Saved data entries
+ + +

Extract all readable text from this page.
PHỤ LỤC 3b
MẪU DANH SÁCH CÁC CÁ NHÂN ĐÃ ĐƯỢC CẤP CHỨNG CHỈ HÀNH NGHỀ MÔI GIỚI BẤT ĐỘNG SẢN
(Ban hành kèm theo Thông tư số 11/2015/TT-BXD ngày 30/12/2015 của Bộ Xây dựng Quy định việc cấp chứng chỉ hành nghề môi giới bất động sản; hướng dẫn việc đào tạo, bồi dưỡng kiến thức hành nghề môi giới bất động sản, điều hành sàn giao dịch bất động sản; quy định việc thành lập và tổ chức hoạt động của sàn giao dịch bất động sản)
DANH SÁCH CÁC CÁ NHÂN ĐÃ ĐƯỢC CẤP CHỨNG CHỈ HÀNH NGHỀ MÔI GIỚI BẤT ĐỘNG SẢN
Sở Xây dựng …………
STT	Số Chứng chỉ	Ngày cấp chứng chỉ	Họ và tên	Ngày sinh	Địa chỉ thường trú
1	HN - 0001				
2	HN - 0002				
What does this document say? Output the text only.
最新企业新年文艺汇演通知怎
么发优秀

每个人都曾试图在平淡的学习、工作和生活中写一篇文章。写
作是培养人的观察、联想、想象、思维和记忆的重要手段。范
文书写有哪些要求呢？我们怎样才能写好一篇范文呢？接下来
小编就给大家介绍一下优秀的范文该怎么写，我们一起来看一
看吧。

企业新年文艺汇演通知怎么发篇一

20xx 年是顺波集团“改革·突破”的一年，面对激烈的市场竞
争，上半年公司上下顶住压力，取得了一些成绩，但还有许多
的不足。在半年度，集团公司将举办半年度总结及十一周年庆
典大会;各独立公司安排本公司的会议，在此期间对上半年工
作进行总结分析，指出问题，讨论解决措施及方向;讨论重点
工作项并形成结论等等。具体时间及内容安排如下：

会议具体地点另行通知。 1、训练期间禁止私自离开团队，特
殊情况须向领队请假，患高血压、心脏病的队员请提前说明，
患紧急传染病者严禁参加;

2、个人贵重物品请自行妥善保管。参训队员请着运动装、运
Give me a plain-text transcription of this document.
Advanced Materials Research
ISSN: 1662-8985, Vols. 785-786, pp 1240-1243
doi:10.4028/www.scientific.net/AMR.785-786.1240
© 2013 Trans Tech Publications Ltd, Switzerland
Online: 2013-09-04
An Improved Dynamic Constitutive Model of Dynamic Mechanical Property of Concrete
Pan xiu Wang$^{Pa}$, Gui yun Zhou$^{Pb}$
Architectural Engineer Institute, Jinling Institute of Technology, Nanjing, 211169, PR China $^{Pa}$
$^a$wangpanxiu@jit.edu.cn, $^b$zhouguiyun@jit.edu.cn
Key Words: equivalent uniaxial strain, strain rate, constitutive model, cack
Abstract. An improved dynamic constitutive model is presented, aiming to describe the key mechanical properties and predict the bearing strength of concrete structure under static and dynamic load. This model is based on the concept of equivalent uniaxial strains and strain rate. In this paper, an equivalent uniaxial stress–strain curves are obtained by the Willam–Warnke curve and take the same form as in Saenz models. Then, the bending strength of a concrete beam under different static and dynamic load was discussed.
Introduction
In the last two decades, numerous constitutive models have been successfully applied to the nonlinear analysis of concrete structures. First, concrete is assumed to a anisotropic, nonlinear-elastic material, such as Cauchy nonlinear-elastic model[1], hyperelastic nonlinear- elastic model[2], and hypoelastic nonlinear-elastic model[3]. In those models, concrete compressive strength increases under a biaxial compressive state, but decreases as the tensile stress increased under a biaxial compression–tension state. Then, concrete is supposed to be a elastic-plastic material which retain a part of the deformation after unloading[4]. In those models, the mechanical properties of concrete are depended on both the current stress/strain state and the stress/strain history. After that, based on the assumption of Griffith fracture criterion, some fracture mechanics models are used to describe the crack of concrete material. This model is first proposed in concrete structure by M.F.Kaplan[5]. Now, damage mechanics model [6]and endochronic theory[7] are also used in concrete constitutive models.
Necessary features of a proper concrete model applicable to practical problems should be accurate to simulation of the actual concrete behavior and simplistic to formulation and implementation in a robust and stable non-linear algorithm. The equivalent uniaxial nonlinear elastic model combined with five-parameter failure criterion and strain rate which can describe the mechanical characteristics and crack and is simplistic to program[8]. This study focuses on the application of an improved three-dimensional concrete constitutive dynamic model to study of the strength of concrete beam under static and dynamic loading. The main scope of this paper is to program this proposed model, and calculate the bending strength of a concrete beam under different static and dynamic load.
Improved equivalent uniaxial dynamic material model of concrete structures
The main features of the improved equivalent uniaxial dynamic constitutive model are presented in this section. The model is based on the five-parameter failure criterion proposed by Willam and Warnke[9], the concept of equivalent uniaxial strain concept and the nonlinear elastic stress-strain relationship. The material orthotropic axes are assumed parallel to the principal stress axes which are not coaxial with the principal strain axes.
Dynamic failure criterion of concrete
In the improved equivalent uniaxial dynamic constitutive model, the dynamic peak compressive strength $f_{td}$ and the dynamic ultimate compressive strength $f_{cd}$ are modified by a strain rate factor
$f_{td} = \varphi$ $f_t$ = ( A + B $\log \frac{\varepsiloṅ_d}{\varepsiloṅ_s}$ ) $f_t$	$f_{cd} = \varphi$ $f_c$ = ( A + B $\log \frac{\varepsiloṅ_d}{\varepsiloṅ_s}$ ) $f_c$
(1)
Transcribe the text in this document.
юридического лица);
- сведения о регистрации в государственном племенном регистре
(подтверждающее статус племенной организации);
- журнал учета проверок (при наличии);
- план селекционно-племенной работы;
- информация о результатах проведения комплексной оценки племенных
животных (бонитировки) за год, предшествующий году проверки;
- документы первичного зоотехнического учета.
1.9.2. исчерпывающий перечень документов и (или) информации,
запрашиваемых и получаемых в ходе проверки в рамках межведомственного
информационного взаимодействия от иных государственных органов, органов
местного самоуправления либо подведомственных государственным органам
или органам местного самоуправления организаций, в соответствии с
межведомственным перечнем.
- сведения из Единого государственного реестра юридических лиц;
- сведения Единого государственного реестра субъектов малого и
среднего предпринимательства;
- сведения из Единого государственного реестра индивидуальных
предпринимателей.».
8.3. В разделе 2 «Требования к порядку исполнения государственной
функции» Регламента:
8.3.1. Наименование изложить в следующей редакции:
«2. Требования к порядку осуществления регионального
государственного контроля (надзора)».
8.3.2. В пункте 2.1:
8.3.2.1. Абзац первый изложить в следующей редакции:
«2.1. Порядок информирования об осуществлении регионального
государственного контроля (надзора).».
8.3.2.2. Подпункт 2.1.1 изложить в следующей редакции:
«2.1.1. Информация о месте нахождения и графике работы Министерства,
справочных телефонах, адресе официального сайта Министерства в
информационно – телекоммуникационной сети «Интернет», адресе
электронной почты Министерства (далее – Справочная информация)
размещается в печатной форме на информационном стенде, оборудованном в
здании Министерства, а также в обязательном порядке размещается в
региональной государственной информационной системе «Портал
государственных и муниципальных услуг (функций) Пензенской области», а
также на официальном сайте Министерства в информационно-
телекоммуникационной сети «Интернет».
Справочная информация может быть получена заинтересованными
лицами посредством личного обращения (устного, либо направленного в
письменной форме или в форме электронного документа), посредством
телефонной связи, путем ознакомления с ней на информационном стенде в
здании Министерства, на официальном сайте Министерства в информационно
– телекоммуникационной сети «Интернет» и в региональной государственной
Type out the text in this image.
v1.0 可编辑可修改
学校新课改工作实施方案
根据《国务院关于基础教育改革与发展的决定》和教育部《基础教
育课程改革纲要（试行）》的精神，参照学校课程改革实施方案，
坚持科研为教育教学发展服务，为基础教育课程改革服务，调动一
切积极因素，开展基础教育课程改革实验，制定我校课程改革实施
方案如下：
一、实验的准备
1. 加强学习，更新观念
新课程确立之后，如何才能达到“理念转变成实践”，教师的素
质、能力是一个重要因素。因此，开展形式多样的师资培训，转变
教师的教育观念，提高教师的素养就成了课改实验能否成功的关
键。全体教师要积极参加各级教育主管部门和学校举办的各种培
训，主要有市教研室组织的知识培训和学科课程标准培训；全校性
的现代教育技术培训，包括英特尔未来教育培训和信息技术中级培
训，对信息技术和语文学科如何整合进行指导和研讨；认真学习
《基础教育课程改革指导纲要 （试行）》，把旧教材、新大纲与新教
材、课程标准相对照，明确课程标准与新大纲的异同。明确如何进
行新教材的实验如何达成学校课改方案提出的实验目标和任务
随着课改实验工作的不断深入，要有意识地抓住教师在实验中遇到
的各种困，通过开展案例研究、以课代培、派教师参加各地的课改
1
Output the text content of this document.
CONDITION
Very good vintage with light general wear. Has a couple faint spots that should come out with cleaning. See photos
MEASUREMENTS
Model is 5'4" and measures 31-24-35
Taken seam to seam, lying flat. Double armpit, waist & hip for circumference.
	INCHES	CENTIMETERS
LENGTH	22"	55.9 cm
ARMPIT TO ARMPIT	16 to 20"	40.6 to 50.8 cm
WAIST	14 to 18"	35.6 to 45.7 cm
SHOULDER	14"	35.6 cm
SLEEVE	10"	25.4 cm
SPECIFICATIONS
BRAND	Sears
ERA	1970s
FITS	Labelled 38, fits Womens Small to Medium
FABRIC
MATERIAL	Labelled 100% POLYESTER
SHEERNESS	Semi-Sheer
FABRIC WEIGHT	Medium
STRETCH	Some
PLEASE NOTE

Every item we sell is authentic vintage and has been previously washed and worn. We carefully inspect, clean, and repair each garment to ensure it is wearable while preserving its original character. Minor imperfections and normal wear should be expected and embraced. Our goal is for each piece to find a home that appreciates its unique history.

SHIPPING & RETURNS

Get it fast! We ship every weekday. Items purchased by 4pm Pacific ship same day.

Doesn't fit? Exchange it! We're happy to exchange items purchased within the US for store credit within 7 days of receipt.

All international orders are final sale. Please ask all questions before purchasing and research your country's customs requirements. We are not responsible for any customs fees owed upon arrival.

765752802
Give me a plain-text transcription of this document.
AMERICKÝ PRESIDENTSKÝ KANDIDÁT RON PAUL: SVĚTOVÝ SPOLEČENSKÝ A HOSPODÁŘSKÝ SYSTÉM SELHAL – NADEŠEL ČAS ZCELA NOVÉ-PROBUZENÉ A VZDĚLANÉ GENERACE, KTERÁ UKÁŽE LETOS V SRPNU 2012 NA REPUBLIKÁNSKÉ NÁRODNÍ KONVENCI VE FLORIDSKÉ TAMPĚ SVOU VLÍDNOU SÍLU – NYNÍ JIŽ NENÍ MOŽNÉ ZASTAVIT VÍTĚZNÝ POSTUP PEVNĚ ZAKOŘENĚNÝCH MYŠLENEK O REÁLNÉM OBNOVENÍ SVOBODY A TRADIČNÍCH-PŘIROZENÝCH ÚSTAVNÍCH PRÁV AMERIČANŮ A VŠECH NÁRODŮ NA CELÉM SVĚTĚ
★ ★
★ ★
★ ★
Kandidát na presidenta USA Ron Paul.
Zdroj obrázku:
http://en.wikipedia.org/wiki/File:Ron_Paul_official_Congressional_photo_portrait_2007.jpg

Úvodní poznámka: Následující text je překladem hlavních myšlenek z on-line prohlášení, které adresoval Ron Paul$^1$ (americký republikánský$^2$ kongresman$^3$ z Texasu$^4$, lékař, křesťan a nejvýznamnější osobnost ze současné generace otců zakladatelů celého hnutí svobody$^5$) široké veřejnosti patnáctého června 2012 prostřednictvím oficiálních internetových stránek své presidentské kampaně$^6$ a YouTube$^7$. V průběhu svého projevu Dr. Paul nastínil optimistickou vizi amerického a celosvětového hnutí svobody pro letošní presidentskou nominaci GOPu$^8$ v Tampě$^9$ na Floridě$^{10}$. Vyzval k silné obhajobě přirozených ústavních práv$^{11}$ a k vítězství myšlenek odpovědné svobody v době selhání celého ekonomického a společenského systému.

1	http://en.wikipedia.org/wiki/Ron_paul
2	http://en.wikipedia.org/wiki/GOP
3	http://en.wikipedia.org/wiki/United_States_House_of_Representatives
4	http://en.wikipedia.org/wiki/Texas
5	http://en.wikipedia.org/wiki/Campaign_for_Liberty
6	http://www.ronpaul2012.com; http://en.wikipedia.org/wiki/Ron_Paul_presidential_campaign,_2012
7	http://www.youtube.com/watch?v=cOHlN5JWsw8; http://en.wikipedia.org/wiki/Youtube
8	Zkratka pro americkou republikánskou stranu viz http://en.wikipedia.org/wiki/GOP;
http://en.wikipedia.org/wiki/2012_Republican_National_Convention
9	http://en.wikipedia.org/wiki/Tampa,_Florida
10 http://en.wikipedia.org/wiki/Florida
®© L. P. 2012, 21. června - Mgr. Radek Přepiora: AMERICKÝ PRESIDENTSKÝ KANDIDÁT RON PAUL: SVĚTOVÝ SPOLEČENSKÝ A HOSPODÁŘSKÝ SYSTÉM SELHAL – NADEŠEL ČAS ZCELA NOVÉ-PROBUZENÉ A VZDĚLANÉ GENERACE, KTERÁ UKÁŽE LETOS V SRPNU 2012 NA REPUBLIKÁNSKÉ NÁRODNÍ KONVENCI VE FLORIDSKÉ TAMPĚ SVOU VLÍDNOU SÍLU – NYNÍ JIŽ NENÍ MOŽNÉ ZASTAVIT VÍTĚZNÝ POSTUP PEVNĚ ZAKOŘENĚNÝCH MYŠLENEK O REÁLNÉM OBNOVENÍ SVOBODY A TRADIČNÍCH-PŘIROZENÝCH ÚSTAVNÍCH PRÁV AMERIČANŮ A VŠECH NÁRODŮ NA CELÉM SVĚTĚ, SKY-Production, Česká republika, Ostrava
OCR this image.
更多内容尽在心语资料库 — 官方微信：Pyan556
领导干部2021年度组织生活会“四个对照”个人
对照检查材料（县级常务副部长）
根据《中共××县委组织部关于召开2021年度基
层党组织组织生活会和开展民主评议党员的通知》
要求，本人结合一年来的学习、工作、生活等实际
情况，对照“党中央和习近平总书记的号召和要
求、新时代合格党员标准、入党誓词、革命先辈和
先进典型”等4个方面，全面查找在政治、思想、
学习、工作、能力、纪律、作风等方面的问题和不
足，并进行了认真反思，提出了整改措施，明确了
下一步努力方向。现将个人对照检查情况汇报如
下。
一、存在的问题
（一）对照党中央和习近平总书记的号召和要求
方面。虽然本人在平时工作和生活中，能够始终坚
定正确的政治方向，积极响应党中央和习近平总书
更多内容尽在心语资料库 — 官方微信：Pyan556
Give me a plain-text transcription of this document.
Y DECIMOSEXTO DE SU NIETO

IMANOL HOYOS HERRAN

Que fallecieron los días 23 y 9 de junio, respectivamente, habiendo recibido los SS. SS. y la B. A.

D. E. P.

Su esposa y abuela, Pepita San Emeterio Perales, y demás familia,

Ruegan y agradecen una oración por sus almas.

+ + +

▶ **INSTRUCTIONS FOR THE TASK**
Show every line that contains the word "порядку".

▶ **RESPONSE TO THE TASK**
8.3. В разделе 2 «Требования к порядку исполнения государственной
«2. Требования к порядку осуществления регионального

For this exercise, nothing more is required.